* **Dataset records**:

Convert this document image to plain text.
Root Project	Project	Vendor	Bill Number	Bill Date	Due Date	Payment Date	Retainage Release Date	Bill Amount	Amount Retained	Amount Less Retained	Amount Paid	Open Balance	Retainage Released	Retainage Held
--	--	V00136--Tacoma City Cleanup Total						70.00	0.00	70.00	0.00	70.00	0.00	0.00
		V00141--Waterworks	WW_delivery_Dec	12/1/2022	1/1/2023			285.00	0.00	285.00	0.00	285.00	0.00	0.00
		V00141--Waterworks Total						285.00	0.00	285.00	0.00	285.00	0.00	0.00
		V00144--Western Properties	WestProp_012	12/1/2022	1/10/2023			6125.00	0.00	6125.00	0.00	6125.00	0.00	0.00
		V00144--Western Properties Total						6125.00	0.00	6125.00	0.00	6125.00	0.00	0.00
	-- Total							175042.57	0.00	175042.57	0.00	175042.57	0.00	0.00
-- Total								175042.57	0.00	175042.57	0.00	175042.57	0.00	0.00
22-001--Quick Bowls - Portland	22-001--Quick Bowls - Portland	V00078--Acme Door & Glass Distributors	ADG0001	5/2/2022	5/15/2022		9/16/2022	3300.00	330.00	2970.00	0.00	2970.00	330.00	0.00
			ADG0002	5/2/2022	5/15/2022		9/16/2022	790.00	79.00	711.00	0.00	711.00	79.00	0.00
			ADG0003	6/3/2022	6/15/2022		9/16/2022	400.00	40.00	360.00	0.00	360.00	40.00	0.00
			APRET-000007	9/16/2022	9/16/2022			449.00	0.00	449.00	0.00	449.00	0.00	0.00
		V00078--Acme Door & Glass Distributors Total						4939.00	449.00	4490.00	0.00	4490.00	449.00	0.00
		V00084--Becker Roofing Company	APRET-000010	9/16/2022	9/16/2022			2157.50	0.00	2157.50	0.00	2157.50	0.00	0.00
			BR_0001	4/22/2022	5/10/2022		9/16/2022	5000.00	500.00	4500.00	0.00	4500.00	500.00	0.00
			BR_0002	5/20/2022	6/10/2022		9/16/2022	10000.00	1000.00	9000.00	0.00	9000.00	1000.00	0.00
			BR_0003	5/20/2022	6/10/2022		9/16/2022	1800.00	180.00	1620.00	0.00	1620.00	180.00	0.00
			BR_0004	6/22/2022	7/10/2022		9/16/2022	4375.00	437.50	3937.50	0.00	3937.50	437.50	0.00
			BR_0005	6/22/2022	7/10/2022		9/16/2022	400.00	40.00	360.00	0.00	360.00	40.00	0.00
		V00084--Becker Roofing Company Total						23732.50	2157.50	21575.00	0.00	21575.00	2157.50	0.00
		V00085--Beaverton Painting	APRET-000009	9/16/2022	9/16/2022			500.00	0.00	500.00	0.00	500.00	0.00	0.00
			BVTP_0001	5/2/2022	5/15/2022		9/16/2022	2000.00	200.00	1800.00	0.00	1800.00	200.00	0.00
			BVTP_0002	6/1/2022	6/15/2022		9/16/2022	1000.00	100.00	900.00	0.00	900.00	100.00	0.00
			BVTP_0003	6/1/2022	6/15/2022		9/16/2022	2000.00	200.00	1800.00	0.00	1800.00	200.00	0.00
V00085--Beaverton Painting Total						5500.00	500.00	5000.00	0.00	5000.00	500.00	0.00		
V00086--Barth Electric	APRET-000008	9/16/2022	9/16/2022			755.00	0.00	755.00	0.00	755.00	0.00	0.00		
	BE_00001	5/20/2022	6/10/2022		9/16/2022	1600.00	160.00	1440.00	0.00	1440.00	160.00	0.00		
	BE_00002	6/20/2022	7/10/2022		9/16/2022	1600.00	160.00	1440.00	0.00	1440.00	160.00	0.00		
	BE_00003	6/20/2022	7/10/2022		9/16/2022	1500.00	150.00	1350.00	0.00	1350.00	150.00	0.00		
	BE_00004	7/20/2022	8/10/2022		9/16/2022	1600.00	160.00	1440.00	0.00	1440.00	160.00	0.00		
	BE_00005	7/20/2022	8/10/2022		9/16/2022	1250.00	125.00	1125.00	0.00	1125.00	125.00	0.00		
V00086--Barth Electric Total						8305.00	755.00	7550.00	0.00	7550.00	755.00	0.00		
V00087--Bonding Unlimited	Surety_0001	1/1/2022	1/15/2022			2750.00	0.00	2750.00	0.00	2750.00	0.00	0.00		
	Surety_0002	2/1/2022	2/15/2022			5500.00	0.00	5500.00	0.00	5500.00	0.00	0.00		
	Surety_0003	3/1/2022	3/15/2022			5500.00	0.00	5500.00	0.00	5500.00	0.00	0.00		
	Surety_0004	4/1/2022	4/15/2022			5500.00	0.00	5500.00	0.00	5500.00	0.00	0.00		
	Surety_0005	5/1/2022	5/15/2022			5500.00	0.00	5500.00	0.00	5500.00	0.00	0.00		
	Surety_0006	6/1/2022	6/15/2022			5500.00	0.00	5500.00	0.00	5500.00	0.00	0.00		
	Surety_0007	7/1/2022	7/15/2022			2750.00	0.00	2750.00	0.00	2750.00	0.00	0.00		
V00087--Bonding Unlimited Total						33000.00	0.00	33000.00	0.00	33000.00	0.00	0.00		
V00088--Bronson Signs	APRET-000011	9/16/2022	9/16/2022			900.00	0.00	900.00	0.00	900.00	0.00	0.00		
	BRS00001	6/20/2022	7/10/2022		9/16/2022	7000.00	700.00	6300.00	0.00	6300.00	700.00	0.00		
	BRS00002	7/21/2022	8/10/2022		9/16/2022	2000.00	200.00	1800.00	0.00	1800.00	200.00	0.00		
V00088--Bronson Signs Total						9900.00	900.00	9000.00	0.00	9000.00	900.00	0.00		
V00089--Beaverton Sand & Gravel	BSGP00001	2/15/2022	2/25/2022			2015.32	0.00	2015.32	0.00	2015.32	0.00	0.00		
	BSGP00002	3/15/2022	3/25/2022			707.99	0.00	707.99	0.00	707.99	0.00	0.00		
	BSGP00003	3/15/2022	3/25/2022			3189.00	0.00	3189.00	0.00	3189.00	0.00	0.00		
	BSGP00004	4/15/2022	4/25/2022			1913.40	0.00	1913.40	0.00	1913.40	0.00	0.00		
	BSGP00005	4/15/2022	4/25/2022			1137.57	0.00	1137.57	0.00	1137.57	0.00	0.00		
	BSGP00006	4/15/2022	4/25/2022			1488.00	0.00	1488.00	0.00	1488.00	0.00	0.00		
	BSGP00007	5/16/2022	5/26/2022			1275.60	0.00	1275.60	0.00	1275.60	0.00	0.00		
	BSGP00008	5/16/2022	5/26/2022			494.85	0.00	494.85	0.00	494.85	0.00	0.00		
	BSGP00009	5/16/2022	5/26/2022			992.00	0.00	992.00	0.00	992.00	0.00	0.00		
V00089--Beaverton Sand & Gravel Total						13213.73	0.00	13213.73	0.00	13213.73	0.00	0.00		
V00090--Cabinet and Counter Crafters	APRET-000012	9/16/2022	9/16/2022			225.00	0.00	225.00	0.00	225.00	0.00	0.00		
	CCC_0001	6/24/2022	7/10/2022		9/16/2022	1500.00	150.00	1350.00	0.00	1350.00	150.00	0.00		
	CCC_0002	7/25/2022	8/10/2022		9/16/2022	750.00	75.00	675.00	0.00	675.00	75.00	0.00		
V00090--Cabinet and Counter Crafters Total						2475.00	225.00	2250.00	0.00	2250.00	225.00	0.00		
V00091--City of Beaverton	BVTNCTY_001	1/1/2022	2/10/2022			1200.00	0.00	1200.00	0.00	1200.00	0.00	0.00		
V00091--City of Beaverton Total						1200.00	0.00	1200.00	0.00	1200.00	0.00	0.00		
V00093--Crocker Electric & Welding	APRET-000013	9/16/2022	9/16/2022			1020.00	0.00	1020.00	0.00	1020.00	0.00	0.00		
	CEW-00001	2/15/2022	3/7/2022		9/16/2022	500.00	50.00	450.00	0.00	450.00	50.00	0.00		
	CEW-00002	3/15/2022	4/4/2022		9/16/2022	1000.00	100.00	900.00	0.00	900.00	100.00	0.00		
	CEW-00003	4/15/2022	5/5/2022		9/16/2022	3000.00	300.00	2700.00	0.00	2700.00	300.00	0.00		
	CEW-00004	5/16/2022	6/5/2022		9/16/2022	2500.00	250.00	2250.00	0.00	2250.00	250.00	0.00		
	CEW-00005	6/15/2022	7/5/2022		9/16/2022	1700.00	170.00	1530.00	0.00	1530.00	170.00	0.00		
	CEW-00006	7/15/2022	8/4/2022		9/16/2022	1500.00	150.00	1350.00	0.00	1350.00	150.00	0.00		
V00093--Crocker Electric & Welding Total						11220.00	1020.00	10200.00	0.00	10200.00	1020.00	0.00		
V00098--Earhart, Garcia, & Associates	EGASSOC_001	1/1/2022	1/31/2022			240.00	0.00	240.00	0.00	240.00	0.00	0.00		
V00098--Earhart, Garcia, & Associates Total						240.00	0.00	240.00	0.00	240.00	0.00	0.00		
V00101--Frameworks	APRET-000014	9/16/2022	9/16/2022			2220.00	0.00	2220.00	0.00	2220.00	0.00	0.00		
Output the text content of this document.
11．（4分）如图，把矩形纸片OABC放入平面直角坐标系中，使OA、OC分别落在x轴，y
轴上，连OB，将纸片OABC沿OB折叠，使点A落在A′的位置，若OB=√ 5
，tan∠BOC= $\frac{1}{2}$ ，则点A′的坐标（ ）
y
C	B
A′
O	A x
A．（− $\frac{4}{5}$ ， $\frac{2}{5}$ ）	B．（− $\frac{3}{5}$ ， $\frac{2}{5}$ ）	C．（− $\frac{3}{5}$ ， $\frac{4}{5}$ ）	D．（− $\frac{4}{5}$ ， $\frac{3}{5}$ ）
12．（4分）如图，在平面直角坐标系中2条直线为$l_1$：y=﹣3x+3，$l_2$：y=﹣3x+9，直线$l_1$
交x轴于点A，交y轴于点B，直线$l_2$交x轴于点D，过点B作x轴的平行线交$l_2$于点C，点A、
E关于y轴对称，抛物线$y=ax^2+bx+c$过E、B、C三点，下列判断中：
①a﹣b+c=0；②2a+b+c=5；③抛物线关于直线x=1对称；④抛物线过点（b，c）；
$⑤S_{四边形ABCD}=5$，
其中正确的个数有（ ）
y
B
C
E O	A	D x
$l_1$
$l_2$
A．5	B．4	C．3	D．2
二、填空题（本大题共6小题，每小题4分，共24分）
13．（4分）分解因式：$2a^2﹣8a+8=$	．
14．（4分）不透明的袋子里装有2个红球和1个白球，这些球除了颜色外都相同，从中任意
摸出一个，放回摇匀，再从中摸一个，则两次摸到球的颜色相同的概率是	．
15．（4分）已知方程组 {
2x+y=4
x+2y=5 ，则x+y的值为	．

* **Stated goal**: Copy every line above that holds the word "Signs".

* **Correct output**:
V00088--Bronson Signs	APRET-000011	9/16/2022	9/16/2022			900.00	0.00	900.00	0.00	900.00	0.00	0.00		
V00088--Bronson Signs Total						9900.00	900.00	9000.00	0.00	9000.00	900.00	0.00		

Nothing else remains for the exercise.